Problem details
Scan each line of the records for the word "text" and extract the ones that have it.

— Start of Data to process —

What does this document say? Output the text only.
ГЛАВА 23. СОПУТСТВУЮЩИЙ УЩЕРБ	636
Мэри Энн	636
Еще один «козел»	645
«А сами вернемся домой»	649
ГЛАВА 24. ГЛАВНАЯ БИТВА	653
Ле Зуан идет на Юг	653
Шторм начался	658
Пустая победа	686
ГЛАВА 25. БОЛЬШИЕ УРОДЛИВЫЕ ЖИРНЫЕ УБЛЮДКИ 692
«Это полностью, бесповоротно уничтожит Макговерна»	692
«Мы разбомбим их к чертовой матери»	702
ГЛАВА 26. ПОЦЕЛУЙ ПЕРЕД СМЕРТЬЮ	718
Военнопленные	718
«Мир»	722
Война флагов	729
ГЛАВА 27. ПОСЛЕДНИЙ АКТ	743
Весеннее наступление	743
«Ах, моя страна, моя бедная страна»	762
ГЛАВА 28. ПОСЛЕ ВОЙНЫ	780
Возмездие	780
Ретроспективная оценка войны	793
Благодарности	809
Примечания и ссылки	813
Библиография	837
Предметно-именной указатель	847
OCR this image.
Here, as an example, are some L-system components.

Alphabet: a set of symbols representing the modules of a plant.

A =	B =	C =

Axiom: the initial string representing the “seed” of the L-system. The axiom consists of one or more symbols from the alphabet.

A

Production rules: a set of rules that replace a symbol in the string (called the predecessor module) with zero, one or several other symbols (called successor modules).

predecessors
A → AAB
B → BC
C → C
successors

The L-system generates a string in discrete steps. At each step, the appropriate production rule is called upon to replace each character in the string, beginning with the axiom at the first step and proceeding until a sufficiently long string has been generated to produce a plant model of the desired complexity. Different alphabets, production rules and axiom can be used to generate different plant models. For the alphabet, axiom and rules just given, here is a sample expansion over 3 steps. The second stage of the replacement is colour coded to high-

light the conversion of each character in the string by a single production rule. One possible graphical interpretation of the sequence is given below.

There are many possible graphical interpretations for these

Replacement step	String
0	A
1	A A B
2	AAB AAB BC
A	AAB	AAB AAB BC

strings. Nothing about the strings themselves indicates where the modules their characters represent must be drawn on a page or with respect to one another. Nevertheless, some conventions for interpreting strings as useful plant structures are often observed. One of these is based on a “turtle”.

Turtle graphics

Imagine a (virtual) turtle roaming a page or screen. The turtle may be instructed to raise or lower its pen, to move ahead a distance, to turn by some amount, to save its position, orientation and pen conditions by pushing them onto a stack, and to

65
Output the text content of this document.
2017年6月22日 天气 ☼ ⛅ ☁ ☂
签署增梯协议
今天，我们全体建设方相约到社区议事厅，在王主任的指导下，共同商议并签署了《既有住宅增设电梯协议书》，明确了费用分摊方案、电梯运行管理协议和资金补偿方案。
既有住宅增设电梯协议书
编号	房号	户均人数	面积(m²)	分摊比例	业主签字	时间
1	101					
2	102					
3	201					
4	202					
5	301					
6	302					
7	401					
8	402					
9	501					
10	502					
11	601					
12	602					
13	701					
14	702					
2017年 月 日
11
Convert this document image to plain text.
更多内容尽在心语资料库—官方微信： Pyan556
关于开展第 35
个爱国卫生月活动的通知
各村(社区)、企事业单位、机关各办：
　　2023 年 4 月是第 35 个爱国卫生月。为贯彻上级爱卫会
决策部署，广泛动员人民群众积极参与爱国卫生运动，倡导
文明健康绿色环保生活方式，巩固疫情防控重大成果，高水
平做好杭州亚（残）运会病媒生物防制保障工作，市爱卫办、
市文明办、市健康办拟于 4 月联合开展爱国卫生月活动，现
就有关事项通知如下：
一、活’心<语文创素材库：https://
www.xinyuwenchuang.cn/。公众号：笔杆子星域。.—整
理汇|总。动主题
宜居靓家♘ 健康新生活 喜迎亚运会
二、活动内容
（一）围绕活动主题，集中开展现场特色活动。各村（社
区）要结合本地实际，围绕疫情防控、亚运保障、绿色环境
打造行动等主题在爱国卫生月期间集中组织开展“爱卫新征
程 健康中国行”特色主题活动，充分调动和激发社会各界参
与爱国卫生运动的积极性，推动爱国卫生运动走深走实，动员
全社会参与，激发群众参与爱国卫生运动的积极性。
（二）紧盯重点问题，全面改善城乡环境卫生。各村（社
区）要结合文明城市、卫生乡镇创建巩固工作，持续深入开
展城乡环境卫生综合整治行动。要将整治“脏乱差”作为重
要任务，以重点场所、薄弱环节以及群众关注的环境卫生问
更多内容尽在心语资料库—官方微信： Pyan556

— End of Data to process —

Response
What does this document say? Output the text only.
Output the text content of this document.
Convert this document image to plain text.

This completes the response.